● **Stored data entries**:
──────────
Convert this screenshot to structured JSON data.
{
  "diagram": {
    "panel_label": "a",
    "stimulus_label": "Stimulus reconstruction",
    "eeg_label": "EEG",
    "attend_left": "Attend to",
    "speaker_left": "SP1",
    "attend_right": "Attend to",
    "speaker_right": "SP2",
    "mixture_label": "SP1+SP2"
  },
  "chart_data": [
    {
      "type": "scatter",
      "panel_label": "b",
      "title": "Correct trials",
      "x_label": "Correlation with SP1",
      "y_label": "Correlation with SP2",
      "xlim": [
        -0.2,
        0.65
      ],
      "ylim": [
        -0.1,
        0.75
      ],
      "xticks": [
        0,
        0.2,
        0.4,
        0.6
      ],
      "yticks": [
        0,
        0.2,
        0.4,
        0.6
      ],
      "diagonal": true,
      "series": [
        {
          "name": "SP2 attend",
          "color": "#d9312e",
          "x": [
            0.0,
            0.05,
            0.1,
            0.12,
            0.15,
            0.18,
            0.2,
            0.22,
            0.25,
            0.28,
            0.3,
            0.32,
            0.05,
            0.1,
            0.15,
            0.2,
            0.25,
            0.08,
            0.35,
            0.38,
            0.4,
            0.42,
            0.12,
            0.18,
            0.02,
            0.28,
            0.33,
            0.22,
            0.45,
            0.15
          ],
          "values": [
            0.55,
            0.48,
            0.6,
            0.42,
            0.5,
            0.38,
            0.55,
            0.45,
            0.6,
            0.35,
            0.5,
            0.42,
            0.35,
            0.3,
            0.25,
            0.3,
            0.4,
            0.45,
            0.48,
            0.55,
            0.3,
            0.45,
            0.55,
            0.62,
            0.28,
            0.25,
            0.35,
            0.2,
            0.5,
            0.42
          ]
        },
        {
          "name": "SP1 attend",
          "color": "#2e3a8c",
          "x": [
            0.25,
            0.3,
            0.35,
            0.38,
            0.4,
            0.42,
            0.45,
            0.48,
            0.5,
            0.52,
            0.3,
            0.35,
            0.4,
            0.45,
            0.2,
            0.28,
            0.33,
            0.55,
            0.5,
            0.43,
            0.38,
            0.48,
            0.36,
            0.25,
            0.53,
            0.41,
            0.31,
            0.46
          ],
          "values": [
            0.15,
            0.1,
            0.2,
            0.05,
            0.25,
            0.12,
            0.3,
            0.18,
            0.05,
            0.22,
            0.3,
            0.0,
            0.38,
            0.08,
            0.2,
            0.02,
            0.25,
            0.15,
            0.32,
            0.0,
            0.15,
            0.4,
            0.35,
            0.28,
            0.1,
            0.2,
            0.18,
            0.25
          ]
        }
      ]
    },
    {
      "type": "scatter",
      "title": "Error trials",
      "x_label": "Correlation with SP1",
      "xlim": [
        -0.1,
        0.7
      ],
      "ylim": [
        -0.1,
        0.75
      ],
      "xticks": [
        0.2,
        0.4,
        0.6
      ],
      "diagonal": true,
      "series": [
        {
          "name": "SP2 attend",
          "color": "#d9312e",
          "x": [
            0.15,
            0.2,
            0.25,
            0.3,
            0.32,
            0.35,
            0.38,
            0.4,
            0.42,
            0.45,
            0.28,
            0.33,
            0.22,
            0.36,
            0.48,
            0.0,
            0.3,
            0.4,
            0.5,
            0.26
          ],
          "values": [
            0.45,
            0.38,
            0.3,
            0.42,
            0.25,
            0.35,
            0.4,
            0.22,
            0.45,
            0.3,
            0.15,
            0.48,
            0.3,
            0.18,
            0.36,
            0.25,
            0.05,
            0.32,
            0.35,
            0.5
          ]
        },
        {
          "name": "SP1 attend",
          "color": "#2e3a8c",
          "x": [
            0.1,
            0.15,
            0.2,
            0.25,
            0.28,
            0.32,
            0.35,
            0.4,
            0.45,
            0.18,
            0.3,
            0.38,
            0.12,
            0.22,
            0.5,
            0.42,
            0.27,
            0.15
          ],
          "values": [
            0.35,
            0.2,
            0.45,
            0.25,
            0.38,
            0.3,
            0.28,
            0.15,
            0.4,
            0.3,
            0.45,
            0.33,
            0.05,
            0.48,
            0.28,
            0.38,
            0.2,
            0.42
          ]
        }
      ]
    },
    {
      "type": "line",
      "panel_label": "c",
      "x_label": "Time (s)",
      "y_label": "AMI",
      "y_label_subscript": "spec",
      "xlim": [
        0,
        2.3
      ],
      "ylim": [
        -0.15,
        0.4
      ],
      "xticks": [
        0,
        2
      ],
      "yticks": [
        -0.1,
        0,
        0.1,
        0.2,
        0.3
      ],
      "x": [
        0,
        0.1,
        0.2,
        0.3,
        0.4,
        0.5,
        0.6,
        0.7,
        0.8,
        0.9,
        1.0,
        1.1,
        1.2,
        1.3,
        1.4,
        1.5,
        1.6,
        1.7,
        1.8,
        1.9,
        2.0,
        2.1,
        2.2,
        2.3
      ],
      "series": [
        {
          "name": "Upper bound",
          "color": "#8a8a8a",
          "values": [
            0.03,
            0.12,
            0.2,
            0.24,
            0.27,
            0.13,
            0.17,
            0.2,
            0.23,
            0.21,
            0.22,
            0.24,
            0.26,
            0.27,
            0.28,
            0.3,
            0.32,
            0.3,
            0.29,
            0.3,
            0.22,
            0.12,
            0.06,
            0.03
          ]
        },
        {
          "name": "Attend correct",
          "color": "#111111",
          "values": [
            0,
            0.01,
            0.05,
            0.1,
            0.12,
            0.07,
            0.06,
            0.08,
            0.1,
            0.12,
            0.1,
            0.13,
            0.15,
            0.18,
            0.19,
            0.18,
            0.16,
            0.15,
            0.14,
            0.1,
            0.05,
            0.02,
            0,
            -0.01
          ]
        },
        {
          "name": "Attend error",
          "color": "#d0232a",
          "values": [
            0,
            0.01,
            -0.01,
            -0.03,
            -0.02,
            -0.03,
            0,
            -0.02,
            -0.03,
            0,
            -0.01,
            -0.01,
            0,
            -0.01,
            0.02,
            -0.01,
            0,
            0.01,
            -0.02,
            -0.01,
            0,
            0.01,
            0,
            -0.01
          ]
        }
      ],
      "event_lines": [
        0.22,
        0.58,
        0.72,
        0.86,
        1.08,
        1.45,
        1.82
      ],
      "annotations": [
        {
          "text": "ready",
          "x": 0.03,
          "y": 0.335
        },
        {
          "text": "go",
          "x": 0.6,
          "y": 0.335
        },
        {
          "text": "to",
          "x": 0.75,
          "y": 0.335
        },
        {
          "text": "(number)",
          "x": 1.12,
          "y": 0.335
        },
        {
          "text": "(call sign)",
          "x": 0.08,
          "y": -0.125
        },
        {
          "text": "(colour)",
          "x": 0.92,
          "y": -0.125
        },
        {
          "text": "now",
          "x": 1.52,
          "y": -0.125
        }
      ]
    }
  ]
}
──────────
● **Short task**: From the entries, copy out each line containing the word "text".

● **Exercise answer**:
          "text": "ready",
          "text": "go",
          "text": "to",
          "text": "(number)",
          "text": "(call sign)",
          "text": "(colour)",
          "text": "now",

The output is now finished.